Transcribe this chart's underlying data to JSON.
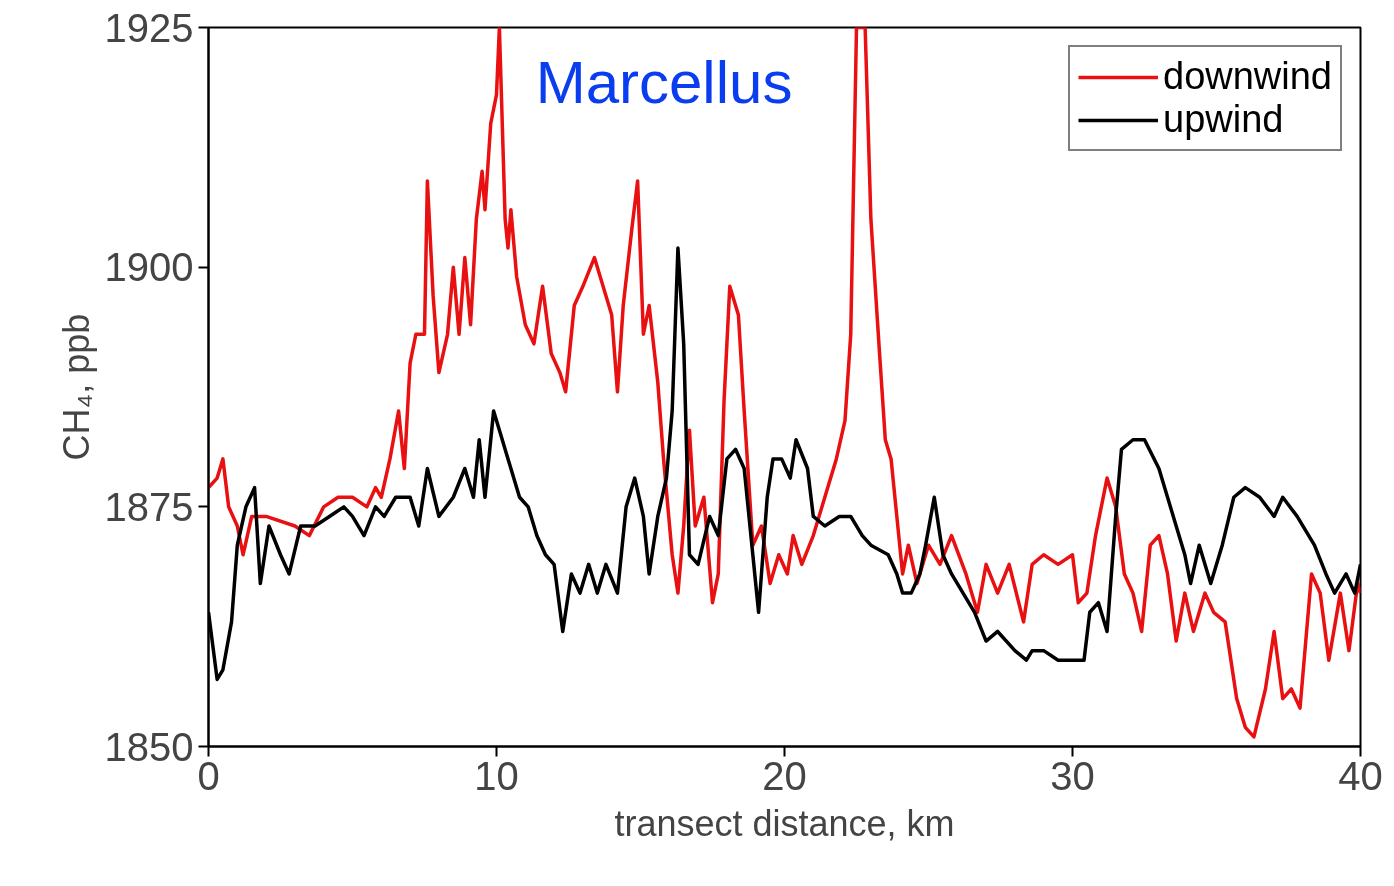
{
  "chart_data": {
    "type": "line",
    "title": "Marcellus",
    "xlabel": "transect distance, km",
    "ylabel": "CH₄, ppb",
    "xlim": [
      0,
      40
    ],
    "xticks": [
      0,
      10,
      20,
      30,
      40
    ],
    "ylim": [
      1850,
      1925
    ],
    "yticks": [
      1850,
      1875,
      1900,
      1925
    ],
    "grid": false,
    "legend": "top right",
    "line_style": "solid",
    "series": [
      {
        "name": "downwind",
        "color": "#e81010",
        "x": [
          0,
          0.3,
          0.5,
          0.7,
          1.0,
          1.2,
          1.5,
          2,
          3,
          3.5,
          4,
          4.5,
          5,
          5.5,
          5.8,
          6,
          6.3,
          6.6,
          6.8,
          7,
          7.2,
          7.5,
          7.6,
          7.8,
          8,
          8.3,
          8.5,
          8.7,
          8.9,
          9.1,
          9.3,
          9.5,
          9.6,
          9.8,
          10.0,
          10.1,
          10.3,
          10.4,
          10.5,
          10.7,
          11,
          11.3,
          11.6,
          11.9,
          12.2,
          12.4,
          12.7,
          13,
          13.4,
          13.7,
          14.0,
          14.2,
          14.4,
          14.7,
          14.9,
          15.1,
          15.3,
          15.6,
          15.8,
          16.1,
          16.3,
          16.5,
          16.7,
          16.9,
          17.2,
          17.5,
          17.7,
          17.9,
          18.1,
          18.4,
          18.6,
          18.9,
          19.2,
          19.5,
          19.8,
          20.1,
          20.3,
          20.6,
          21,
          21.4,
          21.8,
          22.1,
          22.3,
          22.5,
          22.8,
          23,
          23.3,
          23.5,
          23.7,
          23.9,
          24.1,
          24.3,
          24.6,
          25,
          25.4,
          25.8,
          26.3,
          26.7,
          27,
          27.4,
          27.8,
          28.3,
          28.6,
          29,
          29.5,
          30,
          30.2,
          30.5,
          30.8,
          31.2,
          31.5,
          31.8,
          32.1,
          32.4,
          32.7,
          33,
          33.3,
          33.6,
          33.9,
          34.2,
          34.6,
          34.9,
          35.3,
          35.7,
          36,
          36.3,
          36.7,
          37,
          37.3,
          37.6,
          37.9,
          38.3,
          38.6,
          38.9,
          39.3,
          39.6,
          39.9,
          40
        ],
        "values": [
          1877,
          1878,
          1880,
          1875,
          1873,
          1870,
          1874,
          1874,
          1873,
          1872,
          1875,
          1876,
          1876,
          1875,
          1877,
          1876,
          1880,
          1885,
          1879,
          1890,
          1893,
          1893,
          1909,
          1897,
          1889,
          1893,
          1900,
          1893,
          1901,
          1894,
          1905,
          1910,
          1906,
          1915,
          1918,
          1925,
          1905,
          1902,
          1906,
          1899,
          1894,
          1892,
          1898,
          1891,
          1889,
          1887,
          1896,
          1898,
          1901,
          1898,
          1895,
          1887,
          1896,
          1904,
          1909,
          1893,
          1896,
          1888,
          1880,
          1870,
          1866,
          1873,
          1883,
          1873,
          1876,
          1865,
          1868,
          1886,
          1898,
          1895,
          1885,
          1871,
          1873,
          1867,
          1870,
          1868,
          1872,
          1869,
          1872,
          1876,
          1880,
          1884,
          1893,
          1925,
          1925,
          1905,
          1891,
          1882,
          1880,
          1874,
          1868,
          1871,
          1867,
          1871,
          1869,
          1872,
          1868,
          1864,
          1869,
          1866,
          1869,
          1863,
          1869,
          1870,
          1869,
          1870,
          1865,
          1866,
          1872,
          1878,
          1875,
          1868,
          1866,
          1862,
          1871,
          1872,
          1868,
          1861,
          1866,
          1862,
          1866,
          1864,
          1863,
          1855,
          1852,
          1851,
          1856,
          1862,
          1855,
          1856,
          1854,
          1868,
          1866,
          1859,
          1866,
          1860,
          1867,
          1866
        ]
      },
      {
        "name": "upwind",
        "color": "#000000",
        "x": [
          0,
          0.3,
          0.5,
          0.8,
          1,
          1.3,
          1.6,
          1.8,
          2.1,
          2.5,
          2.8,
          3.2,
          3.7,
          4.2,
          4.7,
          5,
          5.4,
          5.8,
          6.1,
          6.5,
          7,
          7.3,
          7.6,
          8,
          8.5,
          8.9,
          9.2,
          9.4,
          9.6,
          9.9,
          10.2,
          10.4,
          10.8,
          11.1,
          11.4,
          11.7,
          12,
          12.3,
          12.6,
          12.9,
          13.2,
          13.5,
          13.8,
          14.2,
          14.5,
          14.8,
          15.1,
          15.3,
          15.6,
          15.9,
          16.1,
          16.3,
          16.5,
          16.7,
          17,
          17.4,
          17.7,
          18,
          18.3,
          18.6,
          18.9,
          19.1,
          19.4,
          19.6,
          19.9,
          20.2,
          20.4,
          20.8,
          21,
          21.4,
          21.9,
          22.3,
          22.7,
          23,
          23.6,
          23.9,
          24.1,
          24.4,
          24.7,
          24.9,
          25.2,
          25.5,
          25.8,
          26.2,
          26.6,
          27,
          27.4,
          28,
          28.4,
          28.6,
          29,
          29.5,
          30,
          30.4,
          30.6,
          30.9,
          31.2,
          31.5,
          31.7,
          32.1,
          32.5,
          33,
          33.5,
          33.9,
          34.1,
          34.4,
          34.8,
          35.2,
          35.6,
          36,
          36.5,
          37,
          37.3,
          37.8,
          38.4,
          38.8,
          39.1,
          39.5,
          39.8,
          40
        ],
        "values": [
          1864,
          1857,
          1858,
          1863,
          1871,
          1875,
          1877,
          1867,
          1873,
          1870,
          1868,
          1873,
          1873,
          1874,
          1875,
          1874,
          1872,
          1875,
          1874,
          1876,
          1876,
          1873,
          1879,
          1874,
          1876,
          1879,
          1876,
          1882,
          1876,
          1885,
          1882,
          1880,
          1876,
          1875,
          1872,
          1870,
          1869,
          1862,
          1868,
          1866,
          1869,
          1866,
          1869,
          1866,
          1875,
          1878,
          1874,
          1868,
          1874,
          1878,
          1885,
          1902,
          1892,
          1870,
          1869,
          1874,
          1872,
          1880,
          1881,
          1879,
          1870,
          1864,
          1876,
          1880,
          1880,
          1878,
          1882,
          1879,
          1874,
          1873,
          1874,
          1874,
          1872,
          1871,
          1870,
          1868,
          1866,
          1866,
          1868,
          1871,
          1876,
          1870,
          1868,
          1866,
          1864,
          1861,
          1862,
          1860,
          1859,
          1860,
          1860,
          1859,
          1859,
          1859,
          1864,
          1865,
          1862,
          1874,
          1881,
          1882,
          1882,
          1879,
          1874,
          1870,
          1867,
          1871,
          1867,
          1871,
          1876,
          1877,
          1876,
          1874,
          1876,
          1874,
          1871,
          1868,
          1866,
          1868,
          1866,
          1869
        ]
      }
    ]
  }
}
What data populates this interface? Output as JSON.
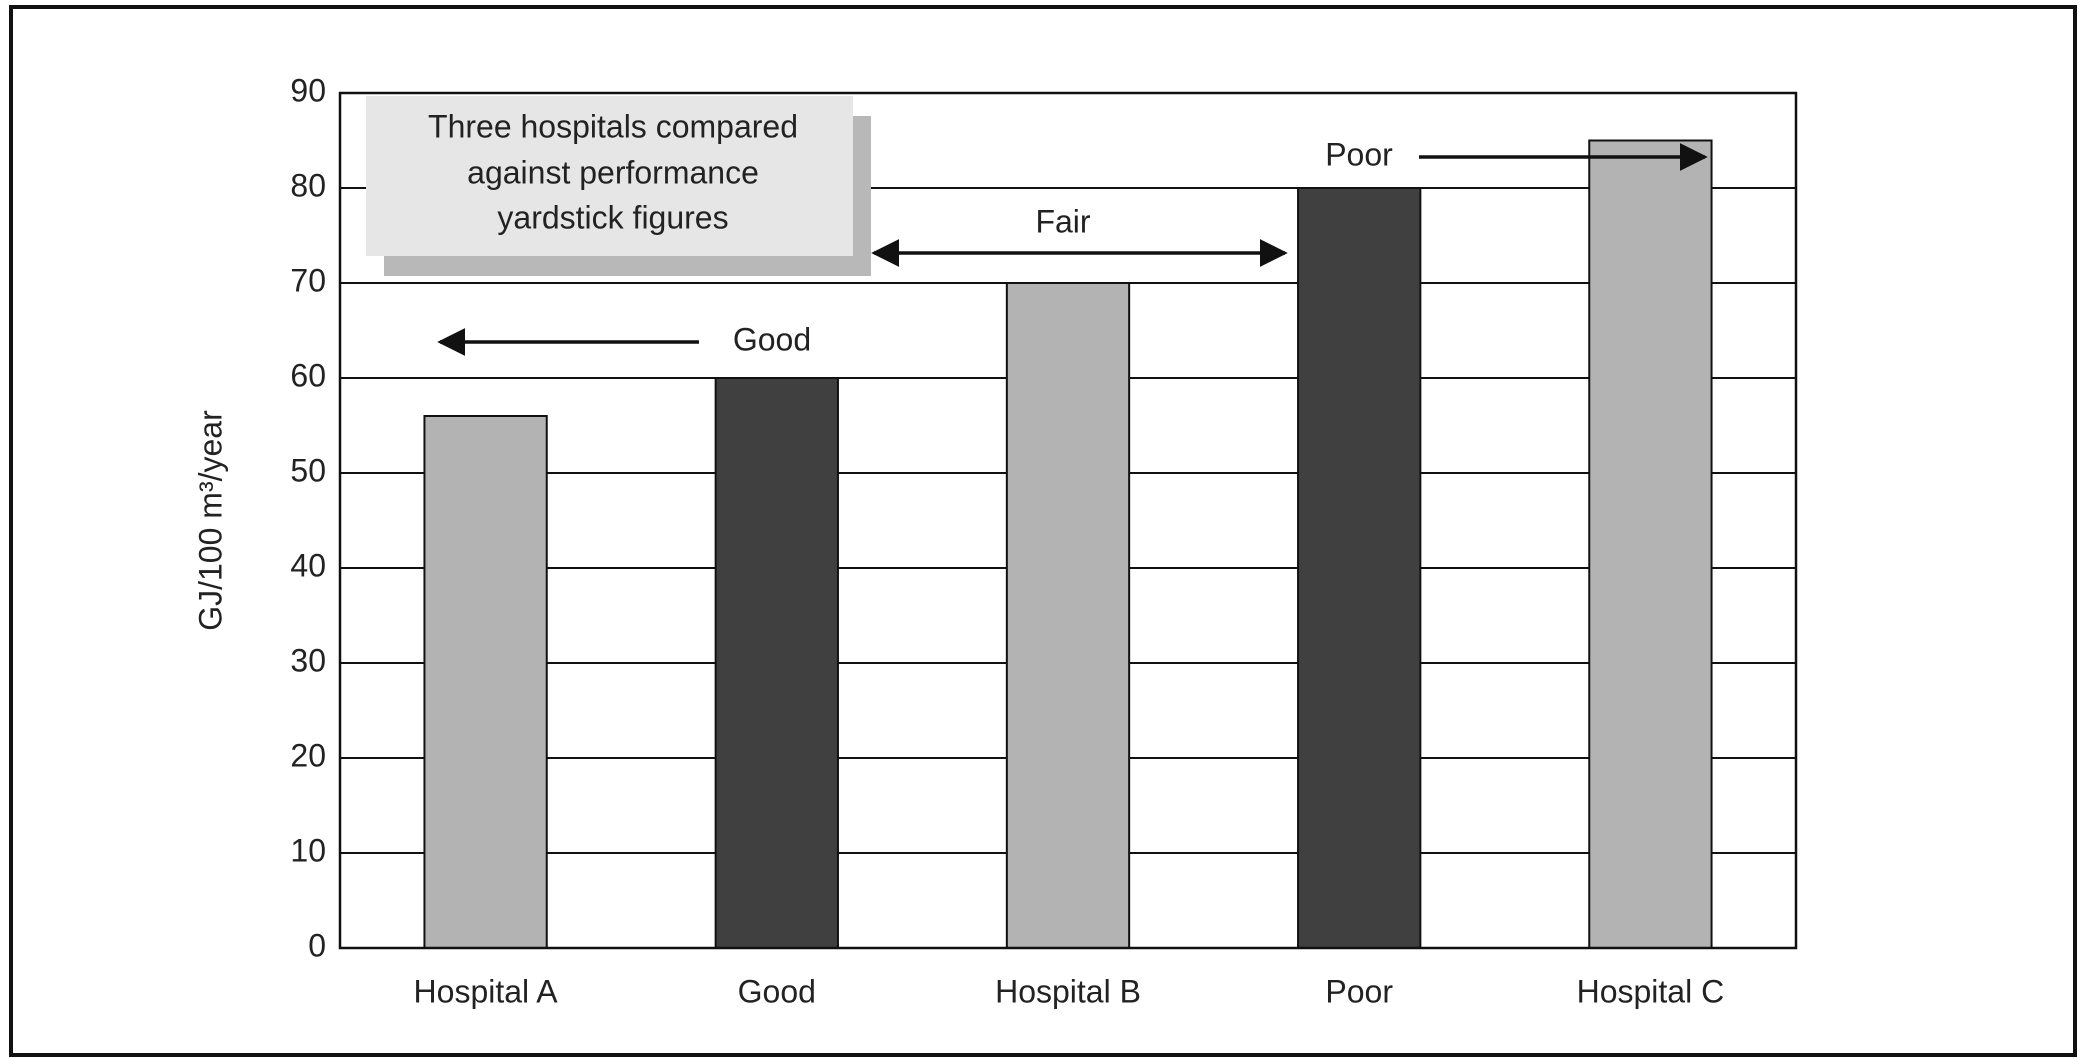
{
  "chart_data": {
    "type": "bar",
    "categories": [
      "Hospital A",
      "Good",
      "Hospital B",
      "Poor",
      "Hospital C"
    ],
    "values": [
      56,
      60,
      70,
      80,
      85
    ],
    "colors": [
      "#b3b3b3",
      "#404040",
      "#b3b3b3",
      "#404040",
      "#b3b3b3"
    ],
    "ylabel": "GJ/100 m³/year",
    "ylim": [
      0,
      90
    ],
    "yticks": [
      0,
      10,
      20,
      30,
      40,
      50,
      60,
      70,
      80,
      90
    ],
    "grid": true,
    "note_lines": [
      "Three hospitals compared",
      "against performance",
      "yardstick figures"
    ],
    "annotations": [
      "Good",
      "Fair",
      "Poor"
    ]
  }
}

**Short task**: Report how many lines contain "this". Give nothing but the number.

**The completed task**: 2